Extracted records
::::

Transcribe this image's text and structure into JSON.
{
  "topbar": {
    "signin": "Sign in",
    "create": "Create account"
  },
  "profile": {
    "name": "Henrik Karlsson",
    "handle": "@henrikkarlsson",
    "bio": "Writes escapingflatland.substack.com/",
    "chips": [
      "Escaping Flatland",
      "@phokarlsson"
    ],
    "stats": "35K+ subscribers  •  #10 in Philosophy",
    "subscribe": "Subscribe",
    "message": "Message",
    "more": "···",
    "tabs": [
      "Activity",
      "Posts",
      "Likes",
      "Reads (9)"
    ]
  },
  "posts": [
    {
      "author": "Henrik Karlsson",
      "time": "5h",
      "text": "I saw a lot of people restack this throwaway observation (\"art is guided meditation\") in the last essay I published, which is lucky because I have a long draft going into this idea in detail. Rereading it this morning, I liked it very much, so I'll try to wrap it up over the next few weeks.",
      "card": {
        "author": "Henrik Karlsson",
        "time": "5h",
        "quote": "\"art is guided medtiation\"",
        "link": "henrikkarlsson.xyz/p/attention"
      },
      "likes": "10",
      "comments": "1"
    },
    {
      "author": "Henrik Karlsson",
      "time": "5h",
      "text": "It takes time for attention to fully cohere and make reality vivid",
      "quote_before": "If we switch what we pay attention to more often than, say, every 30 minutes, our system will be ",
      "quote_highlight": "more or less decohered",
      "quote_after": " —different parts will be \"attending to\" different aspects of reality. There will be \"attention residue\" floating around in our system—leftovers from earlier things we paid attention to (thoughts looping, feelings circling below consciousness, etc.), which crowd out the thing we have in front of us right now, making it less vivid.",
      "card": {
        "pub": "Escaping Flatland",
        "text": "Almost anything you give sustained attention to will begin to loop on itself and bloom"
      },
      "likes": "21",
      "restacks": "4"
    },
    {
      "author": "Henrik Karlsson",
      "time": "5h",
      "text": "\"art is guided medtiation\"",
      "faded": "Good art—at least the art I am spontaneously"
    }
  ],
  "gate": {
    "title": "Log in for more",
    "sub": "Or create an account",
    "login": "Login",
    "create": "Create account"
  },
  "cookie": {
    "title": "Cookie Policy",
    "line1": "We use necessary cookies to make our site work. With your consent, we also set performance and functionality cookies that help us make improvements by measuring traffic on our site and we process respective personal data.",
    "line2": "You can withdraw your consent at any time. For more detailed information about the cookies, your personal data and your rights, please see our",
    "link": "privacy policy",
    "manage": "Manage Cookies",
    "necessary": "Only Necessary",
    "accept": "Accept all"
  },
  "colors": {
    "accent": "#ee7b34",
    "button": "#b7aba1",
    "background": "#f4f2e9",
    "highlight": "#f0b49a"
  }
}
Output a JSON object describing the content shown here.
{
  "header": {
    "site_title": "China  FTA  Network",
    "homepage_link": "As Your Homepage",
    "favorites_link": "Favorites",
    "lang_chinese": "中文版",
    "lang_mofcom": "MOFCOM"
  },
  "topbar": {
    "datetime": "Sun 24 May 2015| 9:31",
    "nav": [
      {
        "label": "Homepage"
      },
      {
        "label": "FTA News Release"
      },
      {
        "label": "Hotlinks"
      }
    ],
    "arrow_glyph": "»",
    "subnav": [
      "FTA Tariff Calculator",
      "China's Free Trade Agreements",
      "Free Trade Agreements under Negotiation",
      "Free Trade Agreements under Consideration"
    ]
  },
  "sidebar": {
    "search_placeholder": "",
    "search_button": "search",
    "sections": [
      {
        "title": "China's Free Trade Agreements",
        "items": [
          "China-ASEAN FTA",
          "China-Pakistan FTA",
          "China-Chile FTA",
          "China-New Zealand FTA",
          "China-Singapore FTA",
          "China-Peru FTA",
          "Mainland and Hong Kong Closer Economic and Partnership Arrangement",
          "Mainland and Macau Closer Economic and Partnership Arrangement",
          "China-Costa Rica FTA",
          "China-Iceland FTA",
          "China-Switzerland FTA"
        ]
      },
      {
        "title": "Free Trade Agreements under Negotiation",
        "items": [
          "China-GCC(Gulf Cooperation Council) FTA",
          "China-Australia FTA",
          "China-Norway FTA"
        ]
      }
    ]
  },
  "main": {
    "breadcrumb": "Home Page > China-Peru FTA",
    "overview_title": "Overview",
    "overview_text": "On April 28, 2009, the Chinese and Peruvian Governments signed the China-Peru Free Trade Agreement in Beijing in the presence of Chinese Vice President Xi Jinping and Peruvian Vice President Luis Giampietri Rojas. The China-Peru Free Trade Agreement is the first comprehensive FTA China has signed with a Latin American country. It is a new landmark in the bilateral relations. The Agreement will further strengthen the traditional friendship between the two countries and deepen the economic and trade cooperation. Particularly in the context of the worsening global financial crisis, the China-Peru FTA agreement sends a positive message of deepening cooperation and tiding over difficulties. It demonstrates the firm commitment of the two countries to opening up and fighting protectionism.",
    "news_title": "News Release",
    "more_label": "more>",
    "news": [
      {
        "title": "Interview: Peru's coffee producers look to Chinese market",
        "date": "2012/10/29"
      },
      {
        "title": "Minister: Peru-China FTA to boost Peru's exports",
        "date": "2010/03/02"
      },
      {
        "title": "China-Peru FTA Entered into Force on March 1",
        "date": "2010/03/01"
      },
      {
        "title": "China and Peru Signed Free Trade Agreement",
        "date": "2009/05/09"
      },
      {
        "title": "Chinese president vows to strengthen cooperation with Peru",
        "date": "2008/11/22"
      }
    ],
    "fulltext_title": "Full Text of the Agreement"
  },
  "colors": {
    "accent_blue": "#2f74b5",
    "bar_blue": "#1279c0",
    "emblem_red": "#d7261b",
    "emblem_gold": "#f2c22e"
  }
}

::::

**Exercise objective**. Give the entries once more, exactly as they appear.

**Worked solution**.
Transcribe this image's text and structure into JSON.
{
  "topbar": {
    "signin": "Sign in",
    "create": "Create account"
  },
  "profile": {
    "name": "Henrik Karlsson",
    "handle": "@henrikkarlsson",
    "bio": "Writes escapingflatland.substack.com/",
    "chips": [
      "Escaping Flatland",
      "@phokarlsson"
    ],
    "stats": "35K+ subscribers  •  #10 in Philosophy",
    "subscribe": "Subscribe",
    "message": "Message",
    "more": "···",
    "tabs": [
      "Activity",
      "Posts",
      "Likes",
      "Reads (9)"
    ]
  },
  "posts": [
    {
      "author": "Henrik Karlsson",
      "time": "5h",
      "text": "I saw a lot of people restack this throwaway observation (\"art is guided meditation\") in the last essay I published, which is lucky because I have a long draft going into this idea in detail. Rereading it this morning, I liked it very much, so I'll try to wrap it up over the next few weeks.",
      "card": {
        "author": "Henrik Karlsson",
        "time": "5h",
        "quote": "\"art is guided medtiation\"",
        "link": "henrikkarlsson.xyz/p/attention"
      },
      "likes": "10",
      "comments": "1"
    },
    {
      "author": "Henrik Karlsson",
      "time": "5h",
      "text": "It takes time for attention to fully cohere and make reality vivid",
      "quote_before": "If we switch what we pay attention to more often than, say, every 30 minutes, our system will be ",
      "quote_highlight": "more or less decohered",
      "quote_after": " —different parts will be \"attending to\" different aspects of reality. There will be \"attention residue\" floating around in our system—leftovers from earlier things we paid attention to (thoughts looping, feelings circling below consciousness, etc.), which crowd out the thing we have in front of us right now, making it less vivid.",
      "card": {
        "pub": "Escaping Flatland",
        "text": "Almost anything you give sustained attention to will begin to loop on itself and bloom"
      },
      "likes": "21",
      "restacks": "4"
    },
    {
      "author": "Henrik Karlsson",
      "time": "5h",
      "text": "\"art is guided medtiation\"",
      "faded": "Good art—at least the art I am spontaneously"
    }
  ],
  "gate": {
    "title": "Log in for more",
    "sub": "Or create an account",
    "login": "Login",
    "create": "Create account"
  },
  "cookie": {
    "title": "Cookie Policy",
    "line1": "We use necessary cookies to make our site work. With your consent, we also set performance and functionality cookies that help us make improvements by measuring traffic on our site and we process respective personal data.",
    "line2": "You can withdraw your consent at any time. For more detailed information about the cookies, your personal data and your rights, please see our",
    "link": "privacy policy",
    "manage": "Manage Cookies",
    "necessary": "Only Necessary",
    "accept": "Accept all"
  },
  "colors": {
    "accent": "#ee7b34",
    "button": "#b7aba1",
    "background": "#f4f2e9",
    "highlight": "#f0b49a"
  }
}
Output a JSON object describing the content shown here.
{
  "header": {
    "site_title": "China  FTA  Network",
    "homepage_link": "As Your Homepage",
    "favorites_link": "Favorites",
    "lang_chinese": "中文版",
    "lang_mofcom": "MOFCOM"
  },
  "topbar": {
    "datetime": "Sun 24 May 2015| 9:31",
    "nav": [
      {
        "label": "Homepage"
      },
      {
        "label": "FTA News Release"
      },
      {
        "label": "Hotlinks"
      }
    ],
    "arrow_glyph": "»",
    "subnav": [
      "FTA Tariff Calculator",
      "China's Free Trade Agreements",
      "Free Trade Agreements under Negotiation",
      "Free Trade Agreements under Consideration"
    ]
  },
  "sidebar": {
    "search_placeholder": "",
    "search_button": "search",
    "sections": [
      {
        "title": "China's Free Trade Agreements",
        "items": [
          "China-ASEAN FTA",
          "China-Pakistan FTA",
          "China-Chile FTA",
          "China-New Zealand FTA",
          "China-Singapore FTA",
          "China-Peru FTA",
          "Mainland and Hong Kong Closer Economic and Partnership Arrangement",
          "Mainland and Macau Closer Economic and Partnership Arrangement",
          "China-Costa Rica FTA",
          "China-Iceland FTA",
          "China-Switzerland FTA"
        ]
      },
      {
        "title": "Free Trade Agreements under Negotiation",
        "items": [
          "China-GCC(Gulf Cooperation Council) FTA",
          "China-Australia FTA",
          "China-Norway FTA"
        ]
      }
    ]
  },
  "main": {
    "breadcrumb": "Home Page > China-Peru FTA",
    "overview_title": "Overview",
    "overview_text": "On April 28, 2009, the Chinese and Peruvian Governments signed the China-Peru Free Trade Agreement in Beijing in the presence of Chinese Vice President Xi Jinping and Peruvian Vice President Luis Giampietri Rojas. The China-Peru Free Trade Agreement is the first comprehensive FTA China has signed with a Latin American country. It is a new landmark in the bilateral relations. The Agreement will further strengthen the traditional friendship between the two countries and deepen the economic and trade cooperation. Particularly in the context of the worsening global financial crisis, the China-Peru FTA agreement sends a positive message of deepening cooperation and tiding over difficulties. It demonstrates the firm commitment of the two countries to opening up and fighting protectionism.",
    "news_title": "News Release",
    "more_label": "more>",
    "news": [
      {
        "title": "Interview: Peru's coffee producers look to Chinese market",
        "date": "2012/10/29"
      },
      {
        "title": "Minister: Peru-China FTA to boost Peru's exports",
        "date": "2010/03/02"
      },
      {
        "title": "China-Peru FTA Entered into Force on March 1",
        "date": "2010/03/01"
      },
      {
        "title": "China and Peru Signed Free Trade Agreement",
        "date": "2009/05/09"
      },
      {
        "title": "Chinese president vows to strengthen cooperation with Peru",
        "date": "2008/11/22"
      }
    ],
    "fulltext_title": "Full Text of the Agreement"
  },
  "colors": {
    "accent_blue": "#2f74b5",
    "bar_blue": "#1279c0",
    "emblem_red": "#d7261b",
    "emblem_gold": "#f2c22e"
  }
}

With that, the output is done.